→ Records excerpted from a collection
▬▬▬▬▬▬

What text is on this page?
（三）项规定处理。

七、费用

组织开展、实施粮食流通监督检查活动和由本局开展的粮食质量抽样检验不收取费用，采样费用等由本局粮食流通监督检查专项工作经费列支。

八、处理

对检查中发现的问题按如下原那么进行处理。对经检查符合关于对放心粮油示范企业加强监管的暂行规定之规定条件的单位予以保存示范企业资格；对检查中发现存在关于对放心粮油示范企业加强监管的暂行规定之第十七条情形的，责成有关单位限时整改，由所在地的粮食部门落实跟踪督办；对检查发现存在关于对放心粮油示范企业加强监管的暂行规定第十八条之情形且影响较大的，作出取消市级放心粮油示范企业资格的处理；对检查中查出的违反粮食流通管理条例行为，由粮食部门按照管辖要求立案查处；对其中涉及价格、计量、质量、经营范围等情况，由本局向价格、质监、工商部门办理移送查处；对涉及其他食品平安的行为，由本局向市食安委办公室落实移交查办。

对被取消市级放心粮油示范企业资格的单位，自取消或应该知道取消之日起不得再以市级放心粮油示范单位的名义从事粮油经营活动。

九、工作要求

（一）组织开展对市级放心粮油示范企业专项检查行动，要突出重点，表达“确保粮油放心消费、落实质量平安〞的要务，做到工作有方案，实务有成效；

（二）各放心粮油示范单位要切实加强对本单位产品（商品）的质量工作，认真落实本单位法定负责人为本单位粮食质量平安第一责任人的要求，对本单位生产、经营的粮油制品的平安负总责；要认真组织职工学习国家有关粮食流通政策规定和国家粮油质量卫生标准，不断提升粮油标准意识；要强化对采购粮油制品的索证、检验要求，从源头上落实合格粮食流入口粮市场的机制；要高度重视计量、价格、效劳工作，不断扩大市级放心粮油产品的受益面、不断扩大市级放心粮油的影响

▬▬▬▬▬▬

→ Aim of the task
Please reproduce every line of the material word for word.

→ Task solution
What text is on this page?
（三）项规定处理。

七、费用

组织开展、实施粮食流通监督检查活动和由本局开展的粮食质量抽样检验不收取费用，采样费用等由本局粮食流通监督检查专项工作经费列支。

八、处理

对检查中发现的问题按如下原那么进行处理。对经检查符合关于对放心粮油示范企业加强监管的暂行规定之规定条件的单位予以保存示范企业资格；对检查中发现存在关于对放心粮油示范企业加强监管的暂行规定之第十七条情形的，责成有关单位限时整改，由所在地的粮食部门落实跟踪督办；对检查发现存在关于对放心粮油示范企业加强监管的暂行规定第十八条之情形且影响较大的，作出取消市级放心粮油示范企业资格的处理；对检查中查出的违反粮食流通管理条例行为，由粮食部门按照管辖要求立案查处；对其中涉及价格、计量、质量、经营范围等情况，由本局向价格、质监、工商部门办理移送查处；对涉及其他食品平安的行为，由本局向市食安委办公室落实移交查办。

对被取消市级放心粮油示范企业资格的单位，自取消或应该知道取消之日起不得再以市级放心粮油示范单位的名义从事粮油经营活动。

九、工作要求

（一）组织开展对市级放心粮油示范企业专项检查行动，要突出重点，表达“确保粮油放心消费、落实质量平安〞的要务，做到工作有方案，实务有成效；

（二）各放心粮油示范单位要切实加强对本单位产品（商品）的质量工作，认真落实本单位法定负责人为本单位粮食质量平安第一责任人的要求，对本单位生产、经营的粮油制品的平安负总责；要认真组织职工学习国家有关粮食流通政策规定和国家粮油质量卫生标准，不断提升粮油标准意识；要强化对采购粮油制品的索证、检验要求，从源头上落实合格粮食流入口粮市场的机制；要高度重视计量、价格、效劳工作，不断扩大市级放心粮油产品的受益面、不断扩大市级放心粮油的影响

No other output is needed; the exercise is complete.